WRITTEN REQUEST = Gather every line holding the string "type".

RECORDS SUPPLIED =
-- START --

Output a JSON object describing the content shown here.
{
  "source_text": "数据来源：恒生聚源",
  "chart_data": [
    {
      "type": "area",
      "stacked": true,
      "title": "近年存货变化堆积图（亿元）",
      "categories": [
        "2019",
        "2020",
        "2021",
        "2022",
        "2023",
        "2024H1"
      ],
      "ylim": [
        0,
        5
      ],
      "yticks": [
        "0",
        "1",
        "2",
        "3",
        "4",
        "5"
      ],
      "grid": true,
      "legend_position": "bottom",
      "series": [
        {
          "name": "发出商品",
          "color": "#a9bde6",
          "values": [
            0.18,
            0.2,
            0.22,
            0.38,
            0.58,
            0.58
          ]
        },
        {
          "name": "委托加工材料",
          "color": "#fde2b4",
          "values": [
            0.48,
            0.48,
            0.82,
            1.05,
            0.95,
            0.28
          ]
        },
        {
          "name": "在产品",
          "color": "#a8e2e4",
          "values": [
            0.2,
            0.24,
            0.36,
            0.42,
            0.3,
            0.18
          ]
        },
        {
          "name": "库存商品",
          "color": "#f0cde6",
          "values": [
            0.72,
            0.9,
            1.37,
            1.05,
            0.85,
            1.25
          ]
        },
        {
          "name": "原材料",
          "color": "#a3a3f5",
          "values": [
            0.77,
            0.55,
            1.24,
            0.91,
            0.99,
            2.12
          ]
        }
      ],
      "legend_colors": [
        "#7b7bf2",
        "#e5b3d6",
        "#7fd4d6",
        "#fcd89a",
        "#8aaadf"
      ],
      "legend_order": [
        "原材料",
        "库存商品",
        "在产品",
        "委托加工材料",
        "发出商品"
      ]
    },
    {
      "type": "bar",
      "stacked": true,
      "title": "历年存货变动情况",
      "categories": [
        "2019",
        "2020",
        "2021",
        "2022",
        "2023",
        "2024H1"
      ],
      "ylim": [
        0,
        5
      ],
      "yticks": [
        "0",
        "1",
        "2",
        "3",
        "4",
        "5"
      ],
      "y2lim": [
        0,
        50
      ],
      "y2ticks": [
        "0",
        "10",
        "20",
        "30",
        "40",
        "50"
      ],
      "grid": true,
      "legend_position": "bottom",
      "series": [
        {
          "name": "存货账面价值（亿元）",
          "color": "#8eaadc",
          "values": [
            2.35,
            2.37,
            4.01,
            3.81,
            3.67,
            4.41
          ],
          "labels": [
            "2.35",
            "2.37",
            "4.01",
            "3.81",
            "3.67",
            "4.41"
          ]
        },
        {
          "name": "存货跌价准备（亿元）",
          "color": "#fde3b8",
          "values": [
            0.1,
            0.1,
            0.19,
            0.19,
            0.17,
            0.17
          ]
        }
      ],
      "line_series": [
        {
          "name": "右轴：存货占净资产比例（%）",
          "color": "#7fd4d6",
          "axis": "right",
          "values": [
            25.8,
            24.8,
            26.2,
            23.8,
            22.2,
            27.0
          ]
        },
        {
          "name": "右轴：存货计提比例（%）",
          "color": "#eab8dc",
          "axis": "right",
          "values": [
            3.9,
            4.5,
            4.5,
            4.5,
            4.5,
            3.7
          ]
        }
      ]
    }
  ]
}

-- END --
-- START --

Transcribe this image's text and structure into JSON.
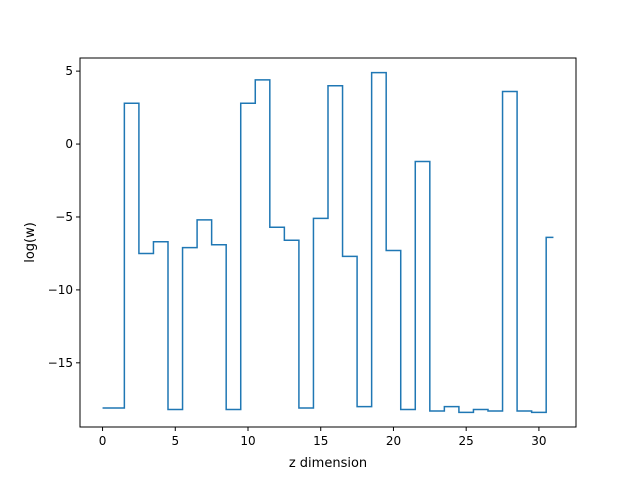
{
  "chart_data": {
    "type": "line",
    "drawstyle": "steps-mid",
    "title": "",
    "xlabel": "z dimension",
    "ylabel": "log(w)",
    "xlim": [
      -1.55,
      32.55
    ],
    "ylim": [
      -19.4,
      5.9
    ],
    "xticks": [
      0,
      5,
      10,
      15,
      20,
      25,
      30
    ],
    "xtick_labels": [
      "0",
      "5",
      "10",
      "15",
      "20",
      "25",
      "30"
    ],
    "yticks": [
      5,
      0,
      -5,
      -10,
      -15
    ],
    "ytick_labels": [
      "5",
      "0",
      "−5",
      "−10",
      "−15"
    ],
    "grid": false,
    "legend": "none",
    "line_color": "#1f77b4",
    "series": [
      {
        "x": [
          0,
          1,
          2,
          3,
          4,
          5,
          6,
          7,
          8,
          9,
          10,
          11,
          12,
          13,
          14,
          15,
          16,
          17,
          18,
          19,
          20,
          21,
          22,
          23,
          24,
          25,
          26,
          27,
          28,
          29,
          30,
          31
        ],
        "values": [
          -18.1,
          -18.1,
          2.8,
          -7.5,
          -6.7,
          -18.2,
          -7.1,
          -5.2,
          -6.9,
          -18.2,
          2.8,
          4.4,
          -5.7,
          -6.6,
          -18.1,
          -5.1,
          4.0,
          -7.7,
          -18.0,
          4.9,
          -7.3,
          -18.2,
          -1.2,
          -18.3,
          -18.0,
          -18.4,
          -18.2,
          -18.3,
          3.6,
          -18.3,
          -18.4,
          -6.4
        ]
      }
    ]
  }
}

-- END --
-- START --

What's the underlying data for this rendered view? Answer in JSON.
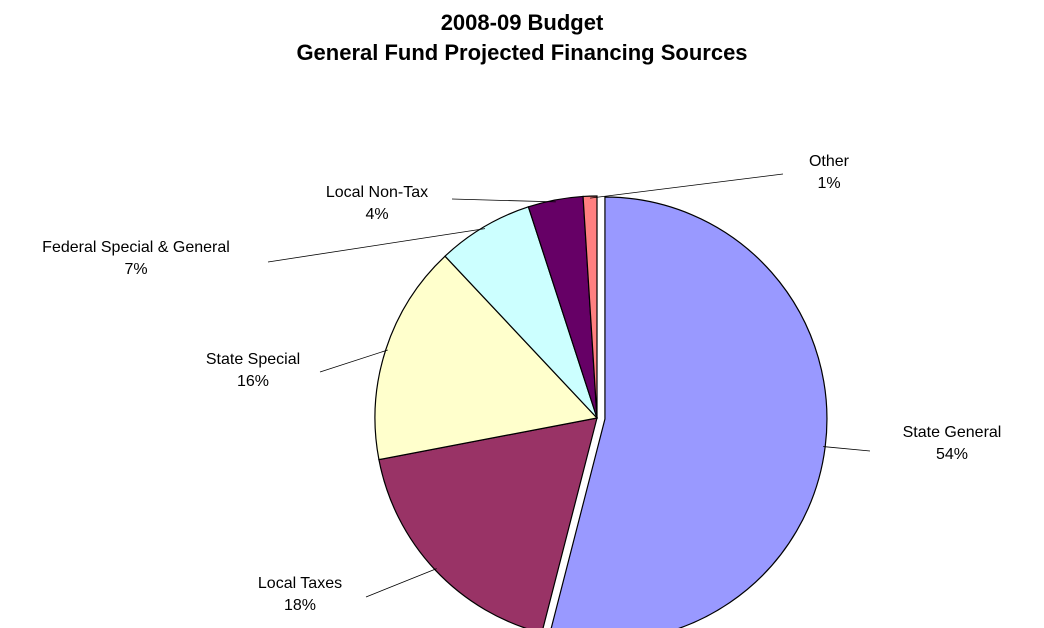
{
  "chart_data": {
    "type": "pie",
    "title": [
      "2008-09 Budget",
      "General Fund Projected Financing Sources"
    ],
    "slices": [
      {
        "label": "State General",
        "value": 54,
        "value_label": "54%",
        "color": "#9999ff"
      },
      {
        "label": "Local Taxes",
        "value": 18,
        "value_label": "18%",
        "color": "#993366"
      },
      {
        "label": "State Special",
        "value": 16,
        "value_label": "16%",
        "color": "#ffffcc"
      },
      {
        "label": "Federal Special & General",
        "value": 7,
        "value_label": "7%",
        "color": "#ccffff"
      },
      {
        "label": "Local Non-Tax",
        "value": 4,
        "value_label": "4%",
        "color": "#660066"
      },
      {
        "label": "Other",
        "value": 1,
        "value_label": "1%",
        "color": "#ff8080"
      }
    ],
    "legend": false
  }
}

-- END --

FINISHED EXERCISE =
      "type": "area",
      "type": "bar",
    "type": "line",
    "type": "pie",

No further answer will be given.